--- begin RAW RECORDS ---

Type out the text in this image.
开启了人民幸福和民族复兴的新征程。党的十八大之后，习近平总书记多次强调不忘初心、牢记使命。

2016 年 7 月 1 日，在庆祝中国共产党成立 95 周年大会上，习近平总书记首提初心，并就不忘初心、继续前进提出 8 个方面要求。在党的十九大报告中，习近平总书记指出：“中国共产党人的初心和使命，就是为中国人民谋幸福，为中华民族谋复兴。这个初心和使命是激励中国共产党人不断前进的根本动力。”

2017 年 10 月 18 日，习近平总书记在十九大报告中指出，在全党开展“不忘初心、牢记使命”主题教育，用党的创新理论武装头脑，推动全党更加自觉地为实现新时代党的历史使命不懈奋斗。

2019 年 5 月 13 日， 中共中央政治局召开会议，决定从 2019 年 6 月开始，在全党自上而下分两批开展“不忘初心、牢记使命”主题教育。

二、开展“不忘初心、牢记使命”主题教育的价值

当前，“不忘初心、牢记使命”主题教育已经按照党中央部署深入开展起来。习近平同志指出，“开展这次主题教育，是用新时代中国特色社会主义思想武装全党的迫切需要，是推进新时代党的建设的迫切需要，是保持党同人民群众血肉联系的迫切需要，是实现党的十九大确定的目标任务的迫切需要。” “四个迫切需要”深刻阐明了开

--- end RAW RECORDS ---

Copy out the whole listing exactly; please set it all down.

[SOLUTION BELOW]
Type out the text in this image.
开启了人民幸福和民族复兴的新征程。党的十八大之后，习近平总书记多次强调不忘初心、牢记使命。

2016 年 7 月 1 日，在庆祝中国共产党成立 95 周年大会上，习近平总书记首提初心，并就不忘初心、继续前进提出 8 个方面要求。在党的十九大报告中，习近平总书记指出：“中国共产党人的初心和使命，就是为中国人民谋幸福，为中华民族谋复兴。这个初心和使命是激励中国共产党人不断前进的根本动力。”

2017 年 10 月 18 日，习近平总书记在十九大报告中指出，在全党开展“不忘初心、牢记使命”主题教育，用党的创新理论武装头脑，推动全党更加自觉地为实现新时代党的历史使命不懈奋斗。

2019 年 5 月 13 日， 中共中央政治局召开会议，决定从 2019 年 6 月开始，在全党自上而下分两批开展“不忘初心、牢记使命”主题教育。

二、开展“不忘初心、牢记使命”主题教育的价值

当前，“不忘初心、牢记使命”主题教育已经按照党中央部署深入开展起来。习近平同志指出，“开展这次主题教育，是用新时代中国特色社会主义思想武装全党的迫切需要，是推进新时代党的建设的迫切需要，是保持党同人民群众血肉联系的迫切需要，是实现党的十九大确定的目标任务的迫切需要。” “四个迫切需要”深刻阐明了开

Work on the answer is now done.